◆ Instructions to follow:
Go through the entries below and copy each line containing the word "arcsec".

****

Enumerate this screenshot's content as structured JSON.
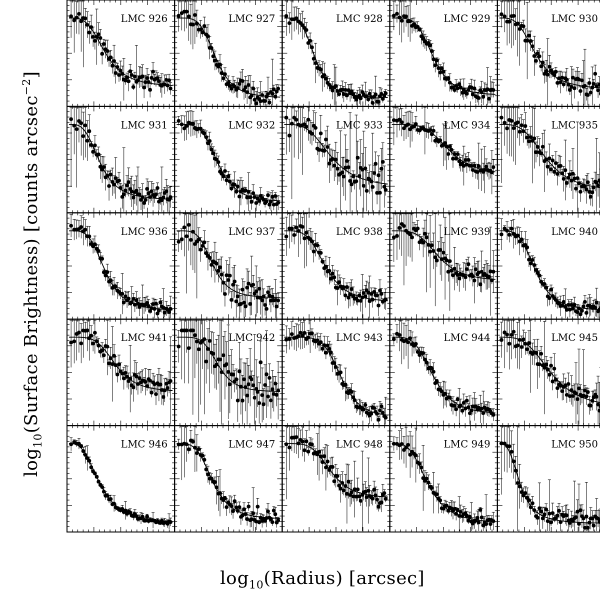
{
  "chart_data": {
    "type": "scatter",
    "panel_layout": "5x5",
    "xlabel": {
      "base": "log",
      "sub": "10",
      "rest": "(Radius) [arcsec]"
    },
    "ylabel": {
      "base": "log",
      "sub": "10",
      "mid": "(Surface Brightness) [counts arcsec",
      "sup": "−2",
      "end": "]"
    },
    "grid": false,
    "colors": {
      "marker": "#000000",
      "model_line": "#000000",
      "errorbar": "#000000"
    },
    "panels": [
      {
        "label": "LMC 926",
        "model": "king",
        "level": 0.18,
        "core": 0.35,
        "slope": 3.5,
        "noise": 0.08,
        "spread": 0.4
      },
      {
        "label": "LMC 927",
        "model": "king",
        "level": 0.05,
        "core": 0.38,
        "slope": 4.5,
        "noise": 0.08,
        "spread": 0.3
      },
      {
        "label": "LMC 928",
        "model": "king",
        "level": 0.05,
        "core": 0.3,
        "slope": 4.0,
        "noise": 0.06,
        "spread": 0.2
      },
      {
        "label": "LMC 929",
        "model": "king",
        "level": 0.08,
        "core": 0.4,
        "slope": 4.5,
        "noise": 0.06,
        "spread": 0.3
      },
      {
        "label": "LMC 930",
        "model": "king",
        "level": 0.15,
        "core": 0.35,
        "slope": 3.5,
        "noise": 0.08,
        "spread": 0.45
      },
      {
        "label": "LMC 931",
        "model": "king",
        "level": 0.1,
        "core": 0.3,
        "slope": 3.5,
        "noise": 0.1,
        "spread": 0.5
      },
      {
        "label": "LMC 932",
        "model": "king",
        "level": 0.08,
        "core": 0.4,
        "slope": 4.5,
        "noise": 0.06,
        "spread": 0.2
      },
      {
        "label": "LMC 933",
        "model": "king",
        "level": 0.25,
        "core": 0.45,
        "slope": 3.5,
        "noise": 0.14,
        "spread": 0.6
      },
      {
        "label": "LMC 934",
        "model": "king",
        "level": 0.4,
        "core": 0.55,
        "slope": 4.5,
        "noise": 0.06,
        "spread": 0.25
      },
      {
        "label": "LMC 935",
        "model": "king",
        "level": 0.2,
        "core": 0.45,
        "slope": 3.5,
        "noise": 0.1,
        "spread": 0.55
      },
      {
        "label": "LMC 936",
        "model": "king",
        "level": 0.05,
        "core": 0.35,
        "slope": 4.0,
        "noise": 0.06,
        "spread": 0.15
      },
      {
        "label": "LMC 937",
        "model": "king",
        "level": 0.2,
        "core": 0.35,
        "slope": 4.5,
        "noise": 0.14,
        "spread": 0.4
      },
      {
        "label": "LMC 938",
        "model": "king",
        "level": 0.15,
        "core": 0.4,
        "slope": 4.0,
        "noise": 0.08,
        "spread": 0.3
      },
      {
        "label": "LMC 939",
        "model": "king",
        "level": 0.4,
        "core": 0.45,
        "slope": 4.0,
        "noise": 0.1,
        "spread": 0.55
      },
      {
        "label": "LMC 940",
        "model": "king",
        "level": 0.05,
        "core": 0.35,
        "slope": 4.0,
        "noise": 0.06,
        "spread": 0.15
      },
      {
        "label": "LMC 941",
        "model": "king",
        "level": 0.35,
        "core": 0.45,
        "slope": 4.5,
        "noise": 0.1,
        "spread": 0.45
      },
      {
        "label": "LMC 942",
        "model": "king",
        "level": 0.35,
        "core": 0.4,
        "slope": 5.0,
        "noise": 0.2,
        "spread": 0.7
      },
      {
        "label": "LMC 943",
        "model": "king",
        "level": 0.05,
        "core": 0.55,
        "slope": 6.0,
        "noise": 0.06,
        "spread": 0.2
      },
      {
        "label": "LMC 944",
        "model": "king",
        "level": 0.08,
        "core": 0.4,
        "slope": 4.0,
        "noise": 0.06,
        "spread": 0.2
      },
      {
        "label": "LMC 945",
        "model": "king",
        "level": 0.15,
        "core": 0.5,
        "slope": 3.5,
        "noise": 0.1,
        "spread": 0.5
      },
      {
        "label": "LMC 946",
        "model": "king",
        "level": 0.05,
        "core": 0.3,
        "slope": 3.0,
        "noise": 0.03,
        "spread": 0.1
      },
      {
        "label": "LMC 947",
        "model": "king",
        "level": 0.1,
        "core": 0.35,
        "slope": 4.0,
        "noise": 0.06,
        "spread": 0.3
      },
      {
        "label": "LMC 948",
        "model": "king",
        "level": 0.35,
        "core": 0.45,
        "slope": 4.5,
        "noise": 0.08,
        "spread": 0.4
      },
      {
        "label": "LMC 949",
        "model": "king",
        "level": 0.05,
        "core": 0.35,
        "slope": 3.5,
        "noise": 0.06,
        "spread": 0.3
      },
      {
        "label": "LMC 950",
        "model": "king",
        "level": 0.05,
        "core": 0.2,
        "slope": 3.0,
        "noise": 0.08,
        "spread": 0.45
      }
    ]
  }
}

****

◆ Written answer:
      "rest": "(Radius) [arcsec]"
      "mid": "(Surface Brightness) [counts arcsec",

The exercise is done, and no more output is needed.